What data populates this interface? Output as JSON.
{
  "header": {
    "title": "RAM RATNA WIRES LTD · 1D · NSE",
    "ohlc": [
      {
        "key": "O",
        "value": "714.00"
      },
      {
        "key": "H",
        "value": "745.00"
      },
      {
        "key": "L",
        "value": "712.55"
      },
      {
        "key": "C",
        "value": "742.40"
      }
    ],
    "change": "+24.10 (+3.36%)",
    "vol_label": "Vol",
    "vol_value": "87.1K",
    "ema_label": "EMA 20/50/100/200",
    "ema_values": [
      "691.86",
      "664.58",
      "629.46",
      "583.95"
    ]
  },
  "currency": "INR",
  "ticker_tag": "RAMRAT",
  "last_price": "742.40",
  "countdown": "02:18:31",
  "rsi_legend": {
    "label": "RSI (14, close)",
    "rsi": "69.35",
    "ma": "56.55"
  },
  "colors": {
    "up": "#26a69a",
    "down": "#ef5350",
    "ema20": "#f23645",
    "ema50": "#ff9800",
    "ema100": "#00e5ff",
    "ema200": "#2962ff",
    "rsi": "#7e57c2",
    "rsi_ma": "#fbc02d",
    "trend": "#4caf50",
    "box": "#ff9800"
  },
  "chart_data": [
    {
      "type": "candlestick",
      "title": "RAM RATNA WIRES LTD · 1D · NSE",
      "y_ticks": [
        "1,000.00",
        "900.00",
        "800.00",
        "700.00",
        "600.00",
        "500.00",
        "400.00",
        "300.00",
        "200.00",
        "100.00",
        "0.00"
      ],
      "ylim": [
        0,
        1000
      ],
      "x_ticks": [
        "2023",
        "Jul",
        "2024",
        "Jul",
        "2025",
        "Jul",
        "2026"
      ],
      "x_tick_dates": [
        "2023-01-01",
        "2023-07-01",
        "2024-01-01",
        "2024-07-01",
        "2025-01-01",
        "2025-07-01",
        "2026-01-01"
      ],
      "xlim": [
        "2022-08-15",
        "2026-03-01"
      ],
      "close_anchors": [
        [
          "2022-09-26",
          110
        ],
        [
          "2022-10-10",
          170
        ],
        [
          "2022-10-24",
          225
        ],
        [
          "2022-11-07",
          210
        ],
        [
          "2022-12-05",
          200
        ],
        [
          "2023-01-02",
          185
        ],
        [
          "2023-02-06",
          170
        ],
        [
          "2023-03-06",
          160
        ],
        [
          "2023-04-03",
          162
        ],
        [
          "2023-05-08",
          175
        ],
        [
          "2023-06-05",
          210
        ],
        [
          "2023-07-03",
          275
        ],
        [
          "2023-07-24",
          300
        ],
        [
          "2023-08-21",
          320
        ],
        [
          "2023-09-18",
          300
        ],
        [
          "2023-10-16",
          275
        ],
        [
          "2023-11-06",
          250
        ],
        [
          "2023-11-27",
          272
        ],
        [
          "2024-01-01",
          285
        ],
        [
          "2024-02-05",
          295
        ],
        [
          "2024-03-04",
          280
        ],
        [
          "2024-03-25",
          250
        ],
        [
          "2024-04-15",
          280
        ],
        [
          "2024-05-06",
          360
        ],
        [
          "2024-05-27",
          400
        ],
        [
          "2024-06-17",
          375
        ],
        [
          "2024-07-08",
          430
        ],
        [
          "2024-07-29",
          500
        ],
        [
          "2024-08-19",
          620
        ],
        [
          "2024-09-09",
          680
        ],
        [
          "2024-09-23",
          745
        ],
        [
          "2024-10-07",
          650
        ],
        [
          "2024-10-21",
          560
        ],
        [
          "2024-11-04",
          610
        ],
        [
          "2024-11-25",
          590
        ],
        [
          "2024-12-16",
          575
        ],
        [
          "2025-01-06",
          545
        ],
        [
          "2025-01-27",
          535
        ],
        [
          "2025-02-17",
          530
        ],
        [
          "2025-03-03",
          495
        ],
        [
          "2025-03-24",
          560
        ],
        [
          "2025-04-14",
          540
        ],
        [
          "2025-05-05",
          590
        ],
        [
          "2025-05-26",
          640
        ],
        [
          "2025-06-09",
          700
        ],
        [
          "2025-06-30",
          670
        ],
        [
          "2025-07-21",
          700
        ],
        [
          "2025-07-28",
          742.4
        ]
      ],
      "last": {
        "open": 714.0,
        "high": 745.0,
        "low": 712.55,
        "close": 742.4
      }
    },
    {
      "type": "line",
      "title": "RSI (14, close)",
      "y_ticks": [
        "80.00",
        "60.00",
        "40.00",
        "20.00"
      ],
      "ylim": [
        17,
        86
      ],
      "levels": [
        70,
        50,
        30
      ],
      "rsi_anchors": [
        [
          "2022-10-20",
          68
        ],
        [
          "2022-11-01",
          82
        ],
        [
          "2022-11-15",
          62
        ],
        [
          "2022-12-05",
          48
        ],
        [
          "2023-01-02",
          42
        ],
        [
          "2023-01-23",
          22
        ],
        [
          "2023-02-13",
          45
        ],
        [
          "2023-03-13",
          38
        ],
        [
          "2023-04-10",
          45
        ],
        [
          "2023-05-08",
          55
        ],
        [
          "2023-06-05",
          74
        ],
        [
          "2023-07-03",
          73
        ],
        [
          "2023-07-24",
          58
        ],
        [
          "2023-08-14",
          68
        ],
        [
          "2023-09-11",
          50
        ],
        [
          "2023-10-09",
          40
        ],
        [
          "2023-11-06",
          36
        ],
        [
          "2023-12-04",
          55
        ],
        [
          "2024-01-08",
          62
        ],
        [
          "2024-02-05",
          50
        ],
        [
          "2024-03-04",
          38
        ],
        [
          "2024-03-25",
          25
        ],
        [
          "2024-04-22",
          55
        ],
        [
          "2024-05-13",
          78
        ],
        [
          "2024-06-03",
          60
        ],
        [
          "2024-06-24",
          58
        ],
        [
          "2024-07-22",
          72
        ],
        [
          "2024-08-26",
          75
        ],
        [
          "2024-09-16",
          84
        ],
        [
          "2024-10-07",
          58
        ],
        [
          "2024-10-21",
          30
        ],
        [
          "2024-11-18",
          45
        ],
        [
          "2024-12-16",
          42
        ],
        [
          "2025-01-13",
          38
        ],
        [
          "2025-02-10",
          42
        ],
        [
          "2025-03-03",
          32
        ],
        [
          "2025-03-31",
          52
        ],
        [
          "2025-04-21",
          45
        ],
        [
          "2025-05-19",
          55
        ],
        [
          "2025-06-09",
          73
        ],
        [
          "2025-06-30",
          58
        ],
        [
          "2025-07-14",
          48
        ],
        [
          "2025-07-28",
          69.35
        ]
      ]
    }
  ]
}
────────
Look through the entries and find each line that has the string "WIRES". Copy those lines.

## Solution to the exercise
    "title": "RAM RATNA WIRES LTD · 1D · NSE",
      "title": "RAM RATNA WIRES LTD · 1D · NSE",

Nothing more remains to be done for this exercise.